> Required work
Where does the string "JSON" appear? Copy every line of the entries below that holds it.

> Given data
================================

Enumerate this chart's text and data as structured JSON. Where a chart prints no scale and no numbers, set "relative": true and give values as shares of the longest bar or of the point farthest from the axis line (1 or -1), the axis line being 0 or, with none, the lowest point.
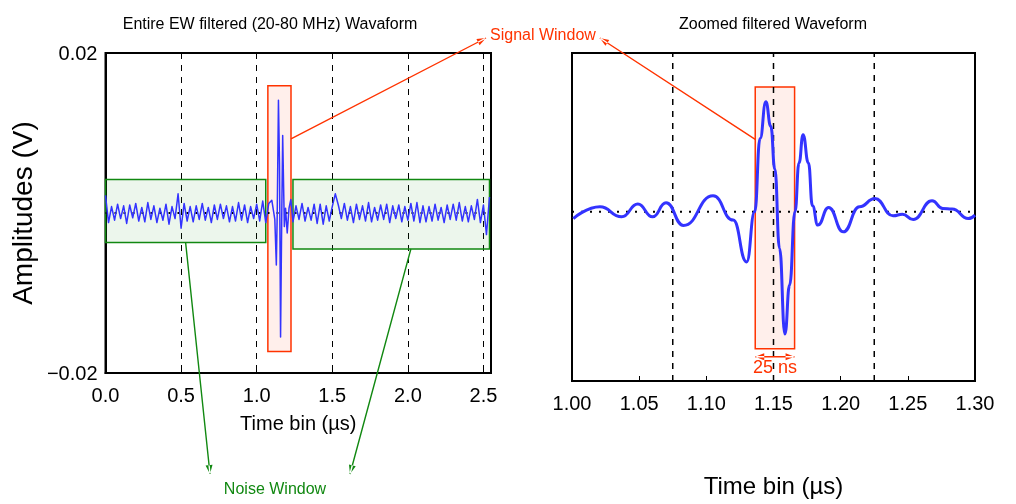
{
  "chart_data": [
    {
      "type": "line",
      "title": "Entire EW filtered (20-80 MHz) Wavaform",
      "xlabel": "Time bin (µs)",
      "ylabel": "Amplitudes (V)",
      "series": [
        {
          "color": "#3333ff",
          "x": [
            0,
            0.02,
            0.04,
            0.06,
            0.08,
            0.1,
            0.12,
            0.14,
            0.16,
            0.18,
            0.2,
            0.22,
            0.24,
            0.26,
            0.28,
            0.3,
            0.32,
            0.34,
            0.36,
            0.38,
            0.4,
            0.42,
            0.44,
            0.46,
            0.48,
            0.5,
            0.52,
            0.54,
            0.56,
            0.58,
            0.6,
            0.62,
            0.64,
            0.66,
            0.68,
            0.7,
            0.72,
            0.74,
            0.76,
            0.78,
            0.8,
            0.82,
            0.84,
            0.86,
            0.88,
            0.9,
            0.92,
            0.94,
            0.96,
            0.98,
            1.0,
            1.02,
            1.04,
            1.06,
            1.08,
            1.1,
            1.12,
            1.13,
            1.136,
            1.144,
            1.151,
            1.158,
            1.166,
            1.172,
            1.183,
            1.191,
            1.202,
            1.214,
            1.226,
            1.24,
            1.26,
            1.28,
            1.3,
            1.32,
            1.34,
            1.36,
            1.38,
            1.4,
            1.42,
            1.44,
            1.46,
            1.48,
            1.5,
            1.52,
            1.54,
            1.56,
            1.58,
            1.6,
            1.62,
            1.64,
            1.66,
            1.68,
            1.7,
            1.72,
            1.74,
            1.76,
            1.78,
            1.8,
            1.82,
            1.84,
            1.86,
            1.88,
            1.9,
            1.92,
            1.94,
            1.96,
            1.98,
            2.0,
            2.02,
            2.04,
            2.06,
            2.08,
            2.1,
            2.12,
            2.14,
            2.16,
            2.18,
            2.2,
            2.22,
            2.24,
            2.26,
            2.28,
            2.3,
            2.32,
            2.34,
            2.36,
            2.38,
            2.4,
            2.42,
            2.44,
            2.46,
            2.48,
            2.5,
            2.52,
            2.54
          ],
          "values": [
            0.0022,
            -0.0012,
            0.0008,
            -0.0009,
            0.0011,
            -0.0007,
            0.0009,
            -0.0013,
            0.001,
            -0.0006,
            0.0012,
            -0.001,
            0.0007,
            -0.0011,
            0.0013,
            -0.0008,
            0.0009,
            -0.0012,
            0.0006,
            -0.0009,
            0.0011,
            -0.0014,
            0.0008,
            -0.0007,
            0.0024,
            -0.0019,
            0.0012,
            -0.001,
            0.0008,
            -0.0011,
            0.0009,
            -0.0008,
            0.0012,
            -0.0009,
            0.0007,
            -0.0012,
            0.001,
            -0.0008,
            0.0011,
            -0.0007,
            0.0009,
            -0.0011,
            0.0008,
            -0.001,
            0.0013,
            -0.0009,
            0.001,
            -0.0012,
            0.0008,
            -0.0007,
            0.0011,
            -0.001,
            0.0015,
            -0.0012,
            0.0012,
            0.0016,
            -0.0008,
            -0.0065,
            0,
            0.0141,
            0.0062,
            -0.0155,
            0,
            0.0097,
            -0.0017,
            0.0006,
            -0.0025,
            0.0006,
            0.0017,
            -0.0011,
            0.0009,
            -0.0008,
            0.0012,
            -0.001,
            0.0007,
            -0.0009,
            0.0011,
            -0.0013,
            0.0011,
            -0.0014,
            0.0009,
            -0.001,
            0.0008,
            0.0024,
            0.001,
            -0.0007,
            0.0012,
            -0.0009,
            0.0008,
            -0.0012,
            0.0011,
            -0.0008,
            0.0009,
            -0.001,
            0.0013,
            -0.0011,
            0.0007,
            -0.0009,
            0.001,
            -0.0008,
            0.0011,
            -0.0012,
            0.0009,
            -0.0007,
            0.001,
            -0.0011,
            0.0008,
            -0.0009,
            0.0012,
            -0.001,
            0.0013,
            -0.0012,
            0.0009,
            -0.0011,
            0.0008,
            -0.001,
            0.0011,
            -0.0009,
            0.0007,
            -0.0012,
            0.001,
            -0.0008,
            0.0011,
            -0.0009,
            0.0013,
            -0.001,
            0.0008,
            -0.0011,
            0.0009,
            -0.0008,
            0.0017,
            -0.0012,
            0.001,
            -0.0027,
            0.002
          ]
        }
      ],
      "xlim": [
        0,
        2.55
      ],
      "xticks": [
        {
          "value": 0,
          "label": "0.0"
        },
        {
          "value": 0.5,
          "label": "0.5"
        },
        {
          "value": 1,
          "label": "1.0"
        },
        {
          "value": 1.5,
          "label": "1.5"
        },
        {
          "value": 2,
          "label": "2.0"
        },
        {
          "value": 2.5,
          "label": "2.5"
        }
      ],
      "ylim": [
        -0.02,
        0.02
      ],
      "yticks": [
        {
          "value": -0.02,
          "label": "−0.02"
        },
        0.02
      ],
      "grid": "x",
      "marker": "none",
      "ref_lines": [
        {
          "axis": "y",
          "value": 0,
          "color": "#000000",
          "line_style": "dotted"
        }
      ],
      "bands": [
        {
          "axis": "x",
          "from": 1.074,
          "to": 1.227,
          "color": "#ff3300"
        },
        {
          "axis": "x",
          "from": 0,
          "to": 1.06,
          "color": "#118811"
        },
        {
          "axis": "x",
          "from": 1.24,
          "to": 2.54,
          "color": "#118811"
        }
      ],
      "annotations": [
        "Signal Window",
        "Noise Window"
      ]
    },
    {
      "type": "line",
      "title": "Zoomed filtered Waveform",
      "xlabel": "Time bin (µs)",
      "relative": true,
      "series": [
        {
          "color": "#3333ff",
          "x": [
            1.001,
            1.0208,
            1.037,
            1.049,
            1.06,
            1.07,
            1.083,
            1.105,
            1.12,
            1.13,
            1.136,
            1.14,
            1.1443,
            1.148,
            1.151,
            1.1545,
            1.1585,
            1.162,
            1.166,
            1.169,
            1.172,
            1.176,
            1.179,
            1.183,
            1.191,
            1.202,
            1.214,
            1.2255,
            1.239,
            1.246,
            1.254,
            1.268,
            1.276,
            1.283,
            1.295,
            1.3
          ],
          "values": [
            -0.055,
            0.041,
            -0.041,
            0.063,
            -0.041,
            0.074,
            -0.112,
            0.131,
            -0.068,
            -0.41,
            0,
            0.6,
            0.9,
            0.7,
            0.35,
            -0.3,
            -1,
            -0.6,
            0,
            0.4,
            0.63,
            0.4,
            0.05,
            -0.109,
            0.036,
            -0.164,
            0.041,
            0.109,
            -0.033,
            -0.019,
            -0.063,
            0.09,
            0.027,
            0.022,
            -0.055,
            -0.027
          ]
        }
      ],
      "xlim": [
        1.0,
        1.3
      ],
      "xticks": [
        {
          "value": 1,
          "label": "1.00"
        },
        {
          "value": 1.05,
          "label": "1.05"
        },
        {
          "value": 1.1,
          "label": "1.10"
        },
        {
          "value": 1.15,
          "label": "1.15"
        },
        {
          "value": 1.2,
          "label": "1.20"
        },
        {
          "value": 1.25,
          "label": "1.25"
        },
        {
          "value": 1.3,
          "label": "1.30"
        }
      ],
      "grid": false,
      "marker": "none",
      "ref_lines": [
        {
          "axis": "y",
          "value": 0,
          "color": "#000000",
          "line_style": "dotted"
        },
        {
          "axis": "x",
          "value": 1.075,
          "color": "#000000",
          "line_style": "dashed"
        },
        {
          "axis": "x",
          "value": 1.15,
          "color": "#000000",
          "line_style": "dashed"
        },
        {
          "axis": "x",
          "value": 1.225,
          "color": "#000000",
          "line_style": "dashed"
        }
      ],
      "bands": [
        {
          "axis": "x",
          "from": 1.1364,
          "to": 1.1657,
          "color": "#ff3300"
        }
      ],
      "annotations": [
        "25 ns"
      ]
    }
  ]
}
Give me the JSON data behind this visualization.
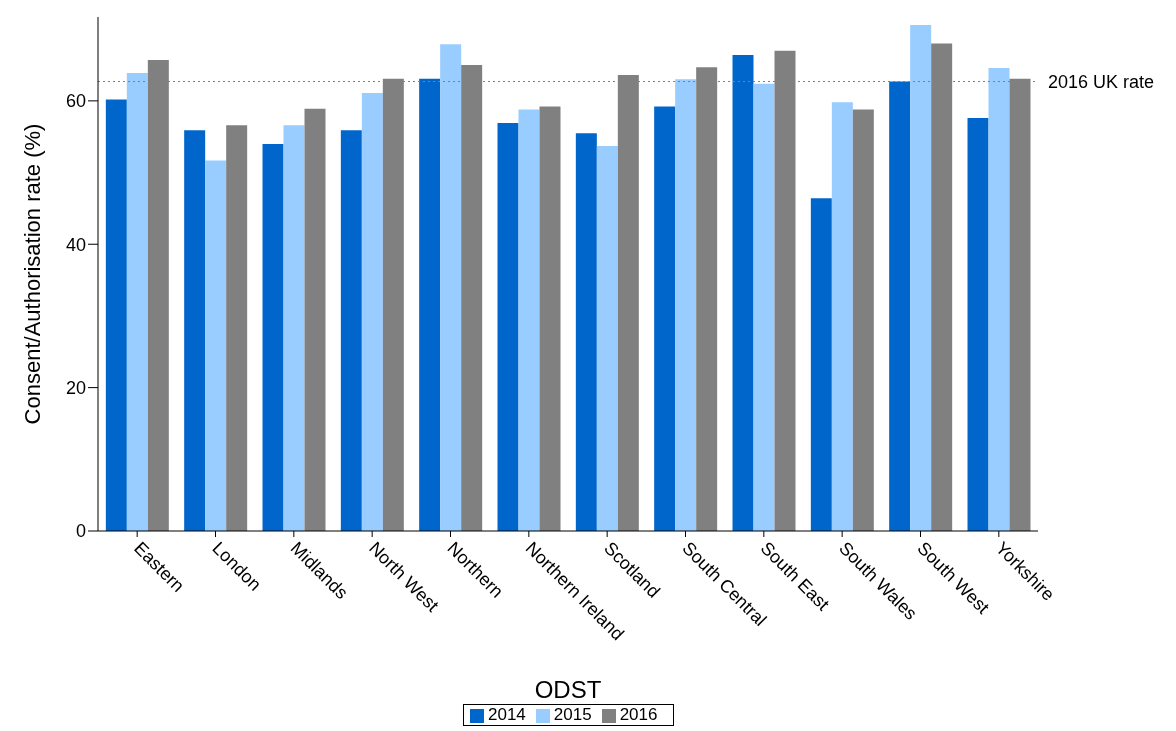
{
  "chart_data": {
    "type": "bar",
    "xlabel": "ODST",
    "ylabel": "Consent/Authorisation rate (%)",
    "categories": [
      "Eastern",
      "London",
      "Midlands",
      "North West",
      "Northern",
      "Northern Ireland",
      "Scotland",
      "South Central",
      "South East",
      "South Wales",
      "South West",
      "Yorkshire"
    ],
    "series": [
      {
        "name": "2014",
        "color": "#0066cc",
        "values": [
          60.2,
          55.9,
          54.0,
          55.9,
          63.1,
          56.9,
          55.5,
          59.2,
          66.4,
          46.4,
          62.7,
          57.6
        ]
      },
      {
        "name": "2015",
        "color": "#99ccff",
        "values": [
          63.9,
          51.7,
          56.6,
          61.1,
          67.9,
          58.8,
          53.7,
          63.0,
          62.4,
          59.8,
          70.6,
          64.6
        ]
      },
      {
        "name": "2016",
        "color": "#808080",
        "values": [
          65.7,
          56.6,
          58.9,
          63.1,
          65.0,
          59.2,
          63.6,
          64.7,
          67.0,
          58.8,
          68.0,
          63.1
        ]
      }
    ],
    "ylim": [
      0,
      71.7
    ],
    "yticks": [
      0,
      20,
      40,
      60
    ],
    "grid": false,
    "legend": "bottom",
    "ref_lines": [
      {
        "axis": "y",
        "value": 62.7,
        "label": "2016 UK rate",
        "color": "#808080",
        "line_style": "dotted"
      }
    ]
  }
}
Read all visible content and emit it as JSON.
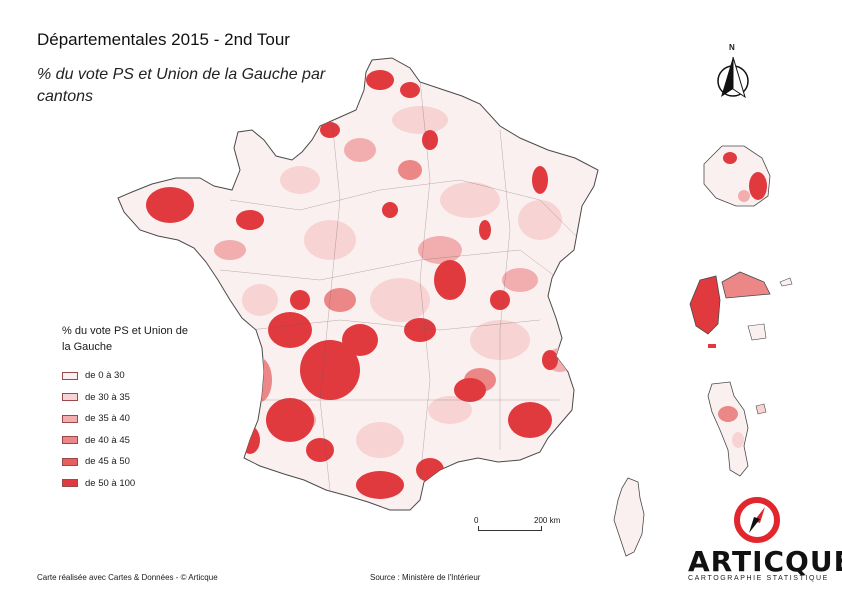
{
  "title": "Départementales 2015 - 2nd Tour",
  "subtitle": "% du vote PS et Union de la Gauche par cantons",
  "legend": {
    "title": "% du vote PS et Union de la Gauche",
    "classes": [
      {
        "label": "de 0 à 30",
        "color": "#fbf0f0"
      },
      {
        "label": "de 30 à 35",
        "color": "#f7d3d3"
      },
      {
        "label": "de 35 à 40",
        "color": "#f2aeae"
      },
      {
        "label": "de 40 à 45",
        "color": "#ec8787"
      },
      {
        "label": "de 45 à 50",
        "color": "#e65e5e"
      },
      {
        "label": "de 50 à 100",
        "color": "#e03a3f"
      }
    ]
  },
  "scale_bar": {
    "start": "0",
    "end": "200 km"
  },
  "north_label": "N",
  "footer_left": "Carte réalisée avec Cartes & Données - © Articque",
  "footer_source": "Source : Ministère de l'Intérieur",
  "brand": {
    "name": "ARTICQUE",
    "tagline": "CARTOGRAPHIE STATISTIQUE",
    "accent": "#e2262d"
  },
  "colors": {
    "border": "#4a4a4a",
    "base": "#fbf0f0"
  }
}
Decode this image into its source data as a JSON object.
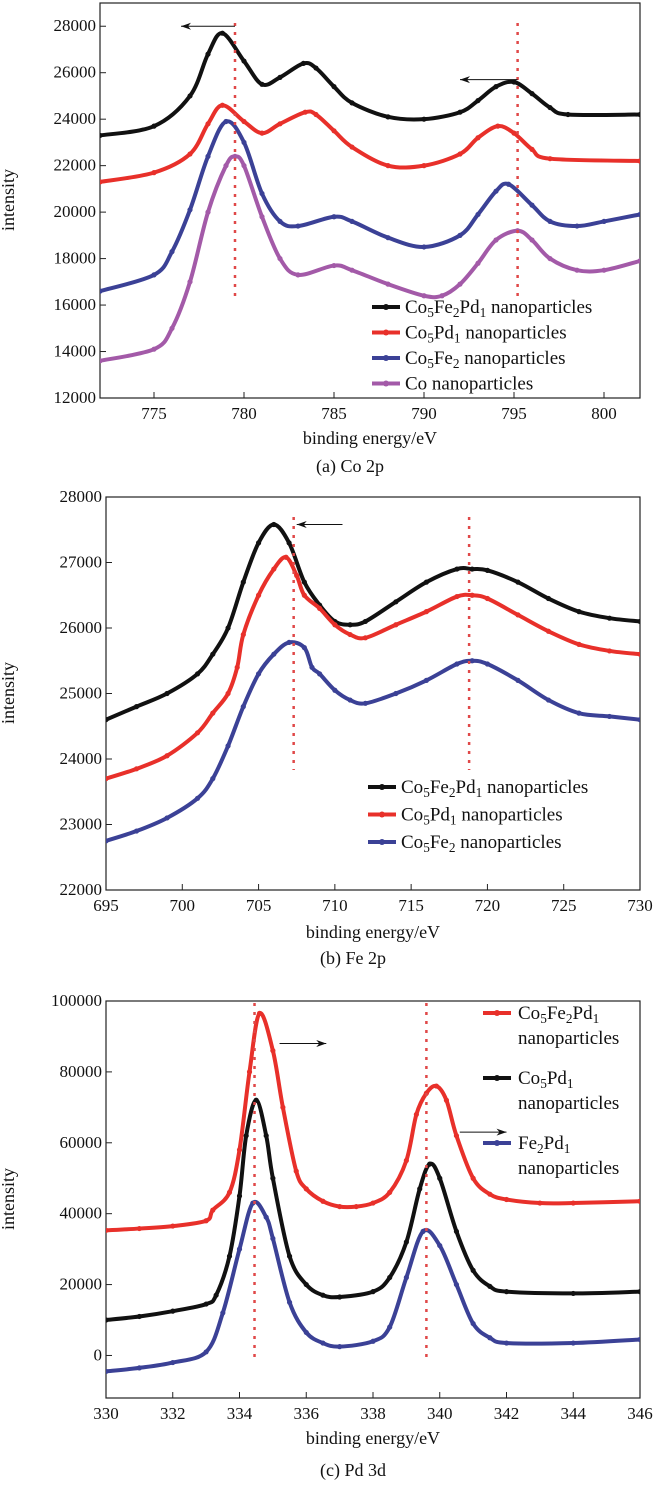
{
  "chart_data": [
    {
      "type": "line",
      "caption": "(a) Co 2p",
      "xlabel": "binding energy/eV",
      "ylabel": "intensity",
      "xlim": [
        772,
        802
      ],
      "ylim": [
        12000,
        29000
      ],
      "xticks": [
        775,
        780,
        785,
        790,
        795,
        800
      ],
      "yticks": [
        12000,
        14000,
        16000,
        18000,
        20000,
        22000,
        24000,
        26000,
        28000
      ],
      "grid": false,
      "legend_position": "bottom-right",
      "reference_lines_x": [
        779.5,
        795.2
      ],
      "reference_line_color": "#e04848",
      "arrows": [
        {
          "from": [
            779.5,
            28000
          ],
          "to": [
            776.5,
            28000
          ]
        },
        {
          "from": [
            795.2,
            25700
          ],
          "to": [
            792.0,
            25700
          ]
        }
      ],
      "series": [
        {
          "name": "Co5Fe2Pd1 nanoparticles",
          "color": "#111111",
          "x": [
            772,
            775,
            777,
            778,
            778.8,
            780,
            781,
            782,
            783.3,
            784,
            785,
            786,
            788,
            790,
            792,
            793,
            794,
            795,
            796,
            797,
            798,
            802
          ],
          "y": [
            23300,
            23700,
            25000,
            26800,
            27700,
            26500,
            25500,
            25800,
            26400,
            26200,
            25400,
            24700,
            24100,
            24000,
            24300,
            24800,
            25400,
            25600,
            25100,
            24500,
            24200,
            24200
          ]
        },
        {
          "name": "Co5Pd1 nanoparticles",
          "color": "#e8302a",
          "x": [
            772,
            775,
            777,
            778,
            778.8,
            780,
            781,
            782,
            783.4,
            784,
            785,
            786,
            788,
            790,
            792,
            793,
            794.1,
            795,
            796,
            797,
            802
          ],
          "y": [
            21300,
            21700,
            22500,
            23800,
            24600,
            23900,
            23400,
            23800,
            24300,
            24200,
            23500,
            22800,
            22000,
            22000,
            22500,
            23200,
            23700,
            23400,
            22700,
            22300,
            22200
          ]
        },
        {
          "name": "Co5Fe2 nanoparticles",
          "color": "#3b4196",
          "x": [
            772,
            775,
            776,
            777,
            778,
            779,
            780,
            781,
            782,
            783,
            785,
            786,
            788,
            790,
            792,
            793,
            794,
            794.7,
            796,
            797,
            798.5,
            800,
            802
          ],
          "y": [
            16600,
            17300,
            18300,
            20100,
            22400,
            23900,
            23000,
            20800,
            19600,
            19400,
            19800,
            19600,
            18900,
            18500,
            19000,
            19900,
            20900,
            21200,
            20300,
            19600,
            19400,
            19600,
            19900
          ]
        },
        {
          "name": "Co nanoparticles",
          "color": "#a35aa8",
          "x": [
            772,
            775,
            776,
            777,
            778,
            779,
            779.5,
            780,
            781,
            782,
            783,
            785,
            786,
            788,
            790,
            791,
            792,
            793,
            794,
            795.2,
            796,
            797,
            798.5,
            800,
            802
          ],
          "y": [
            13600,
            14100,
            15000,
            17000,
            20000,
            22000,
            22400,
            22000,
            19800,
            18000,
            17300,
            17700,
            17500,
            16900,
            16400,
            16400,
            16900,
            17800,
            18800,
            19200,
            18800,
            18000,
            17500,
            17500,
            17900
          ]
        }
      ]
    },
    {
      "type": "line",
      "caption": "(b) Fe 2p",
      "xlabel": "binding energy/eV",
      "ylabel": "intensity",
      "xlim": [
        695,
        730
      ],
      "ylim": [
        22000,
        28000
      ],
      "xticks": [
        695,
        700,
        705,
        710,
        715,
        720,
        725,
        730
      ],
      "yticks": [
        22000,
        23000,
        24000,
        25000,
        26000,
        27000,
        28000
      ],
      "grid": false,
      "legend_position": "bottom-right",
      "reference_lines_x": [
        707.3,
        718.8
      ],
      "reference_line_color": "#e04848",
      "arrows": [
        {
          "from": [
            710.5,
            27580
          ],
          "to": [
            707.5,
            27580
          ]
        }
      ],
      "series": [
        {
          "name": "Co5Fe2Pd1 nanoparticles",
          "color": "#111111",
          "x": [
            695,
            697,
            699,
            701,
            702,
            703,
            704,
            705,
            706,
            707,
            708,
            709,
            710,
            711,
            712,
            714,
            716,
            718,
            719,
            720,
            722,
            724,
            726,
            728,
            730
          ],
          "y": [
            24600,
            24800,
            25000,
            25300,
            25600,
            26000,
            26700,
            27300,
            27580,
            27300,
            26700,
            26350,
            26100,
            26050,
            26100,
            26400,
            26700,
            26900,
            26900,
            26880,
            26700,
            26450,
            26250,
            26150,
            26100
          ]
        },
        {
          "name": "Co5Pd1 nanoparticles",
          "color": "#e8302a",
          "x": [
            695,
            697,
            699,
            701,
            702,
            703,
            703.6,
            704,
            705,
            706,
            706.8,
            707.5,
            708,
            709,
            710,
            711,
            712,
            714,
            716,
            718,
            719,
            720,
            722,
            724,
            726,
            728,
            730
          ],
          "y": [
            23700,
            23850,
            24050,
            24400,
            24700,
            25000,
            25400,
            25900,
            26500,
            26900,
            27080,
            26800,
            26500,
            26300,
            26050,
            25900,
            25850,
            26050,
            26250,
            26480,
            26500,
            26450,
            26200,
            25950,
            25750,
            25650,
            25600
          ]
        },
        {
          "name": "Co5Fe2 nanoparticles",
          "color": "#3b4196",
          "x": [
            695,
            697,
            699,
            701,
            702,
            703,
            704,
            705,
            706,
            707,
            708,
            708.5,
            709,
            710,
            711,
            712,
            714,
            716,
            718,
            719,
            720,
            722,
            724,
            726,
            728,
            730
          ],
          "y": [
            22750,
            22900,
            23100,
            23400,
            23700,
            24200,
            24800,
            25300,
            25600,
            25780,
            25700,
            25400,
            25300,
            25050,
            24900,
            24850,
            25000,
            25200,
            25450,
            25500,
            25450,
            25200,
            24900,
            24700,
            24650,
            24600
          ]
        }
      ]
    },
    {
      "type": "line",
      "caption": "(c) Pd 3d",
      "xlabel": "binding energy/eV",
      "ylabel": "intensity",
      "xlim": [
        330,
        346
      ],
      "ylim": [
        -12000,
        100000
      ],
      "xticks": [
        330,
        332,
        334,
        336,
        338,
        340,
        342,
        344,
        346
      ],
      "yticks": [
        0,
        20000,
        40000,
        60000,
        80000,
        100000
      ],
      "grid": false,
      "legend_position": "top-right",
      "reference_lines_x": [
        334.45,
        339.6
      ],
      "reference_line_color": "#e04848",
      "arrows": [
        {
          "from": [
            335.2,
            88000
          ],
          "to": [
            336.6,
            88000
          ]
        },
        {
          "from": [
            340.6,
            63000
          ],
          "to": [
            342.0,
            63000
          ]
        }
      ],
      "series": [
        {
          "name": "Co5Fe2Pd1 nanoparticles",
          "color": "#e8302a",
          "x": [
            330,
            331,
            332,
            333,
            333.2,
            333.7,
            334,
            334.3,
            334.6,
            335,
            335.3,
            335.7,
            336,
            336.5,
            337,
            337.5,
            338,
            338.5,
            339,
            339.3,
            339.6,
            339.9,
            340.2,
            340.5,
            341,
            341.5,
            342,
            343,
            344,
            346
          ],
          "y": [
            35300,
            35800,
            36500,
            38000,
            41000,
            46000,
            58000,
            80000,
            96500,
            86000,
            70000,
            52000,
            47000,
            43500,
            42000,
            42000,
            43000,
            46000,
            55000,
            68000,
            74000,
            76000,
            72000,
            62000,
            50000,
            45500,
            44000,
            43000,
            43000,
            43500
          ]
        },
        {
          "name": "Co5Pd1 nanoparticles",
          "color": "#111111",
          "x": [
            330,
            331,
            332,
            333,
            333.3,
            333.7,
            334,
            334.2,
            334.5,
            334.8,
            335,
            335.5,
            336,
            336.5,
            337,
            338,
            338.5,
            339,
            339.4,
            339.7,
            340,
            340.5,
            341,
            341.5,
            342,
            344,
            346
          ],
          "y": [
            10000,
            11000,
            12500,
            14500,
            17000,
            28000,
            45000,
            62000,
            72000,
            62000,
            50000,
            28000,
            20000,
            17000,
            16500,
            18000,
            22000,
            32000,
            47000,
            54000,
            50000,
            35000,
            24000,
            19500,
            18000,
            17500,
            18000
          ]
        },
        {
          "name": "Fe2Pd1 nanoparticles",
          "color": "#3b4196",
          "x": [
            330,
            331,
            332,
            333,
            333.5,
            334,
            334.4,
            334.8,
            335,
            335.5,
            336,
            336.5,
            337,
            338,
            338.5,
            339,
            339.5,
            340,
            340.5,
            341,
            341.5,
            342,
            344,
            346
          ],
          "y": [
            -4500,
            -3500,
            -2000,
            1000,
            12000,
            30000,
            43000,
            39000,
            33000,
            15000,
            6500,
            3500,
            2500,
            4000,
            8000,
            22000,
            35000,
            31000,
            20000,
            9000,
            5000,
            3500,
            3500,
            4500
          ]
        }
      ]
    }
  ]
}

================================

> Answer to this problem
Enumerate this chart's text and data as structured JSON. Where a chart prints no scale and no numbers, set "relative": true and give values as shares of the longest bar or of the point farthest from the axis line (1 or -1), the axis line being 0 or, with none, the lowest point.
Give me the JSON data behind this visualization.
Read all visible content and emit it as JSON.
Decode this image into its source data as a JSON object.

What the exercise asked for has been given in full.